• [INPUT ROWS]
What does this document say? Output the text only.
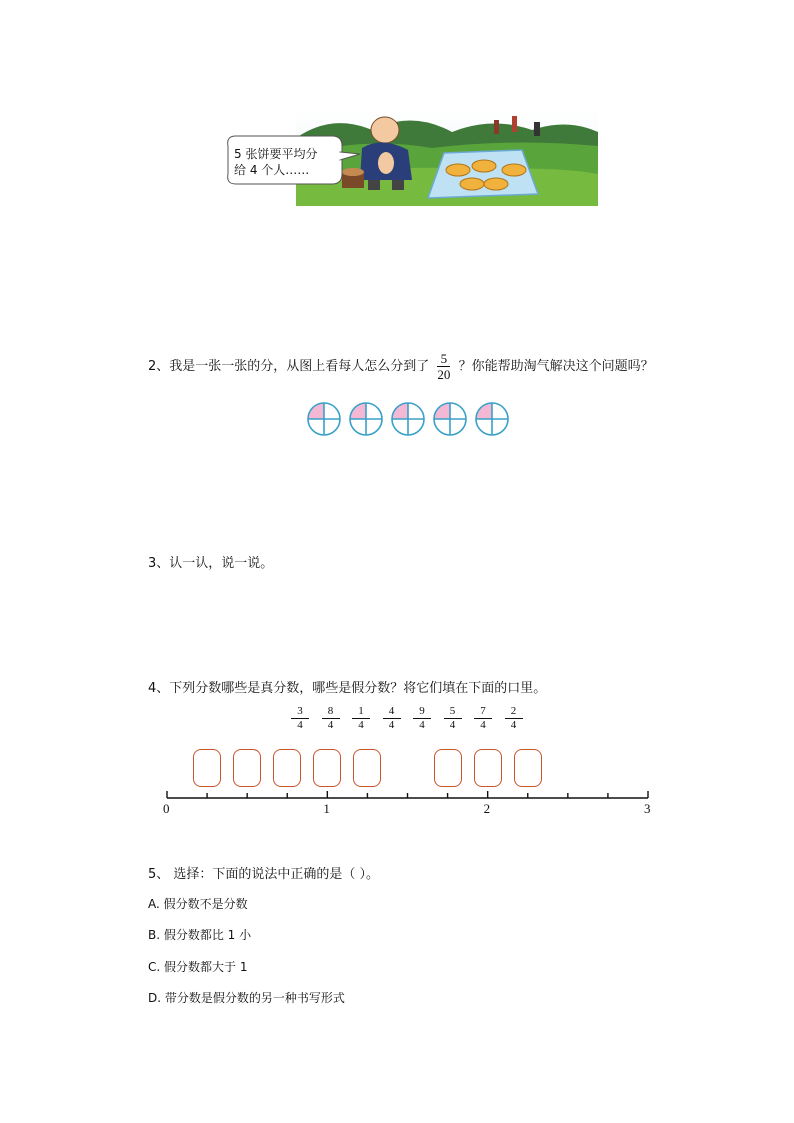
5 张饼要平均分
给 4 个人……
2、我是一张一张的分，从图上看每人怎么分到了 $\frac{5}{20}$ ？你能帮助淘气解决这个问题吗？
3、认一认，说一说。
4、下列分数哪些是真分数，哪些是假分数？将它们填在下面的口里。
$\frac{3}{4} \frac{8}{4} \frac{1}{4} \frac{4}{4} \frac{9}{4} \frac{5}{4} \frac{7}{4} \frac{2}{4}$
0	1	2	3
5、 选择：下面的说法中正确的是（ ）。
A. 假分数不是分数
B. 假分数都比 1 小
C. 假分数都大于 1
D. 带分数是假分数的另一种书写形式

• [THE PROBLEM] Using the material above, retype each entry exactly and omit the pictures.

• [FULL RESPONSE]
What does this document say? Output the text only.
5 张饼要平均分
给 4 个人……
2、我是一张一张的分，从图上看每人怎么分到了 $\frac{5}{20}$ ？你能帮助淘气解决这个问题吗？
3、认一认，说一说。
4、下列分数哪些是真分数，哪些是假分数？将它们填在下面的口里。
$\frac{3}{4} \frac{8}{4} \frac{1}{4} \frac{4}{4} \frac{9}{4} \frac{5}{4} \frac{7}{4} \frac{2}{4}$
0	1	2	3
5、 选择：下面的说法中正确的是（ ）。
A. 假分数不是分数
B. 假分数都比 1 小
C. 假分数都大于 1
D. 带分数是假分数的另一种书写形式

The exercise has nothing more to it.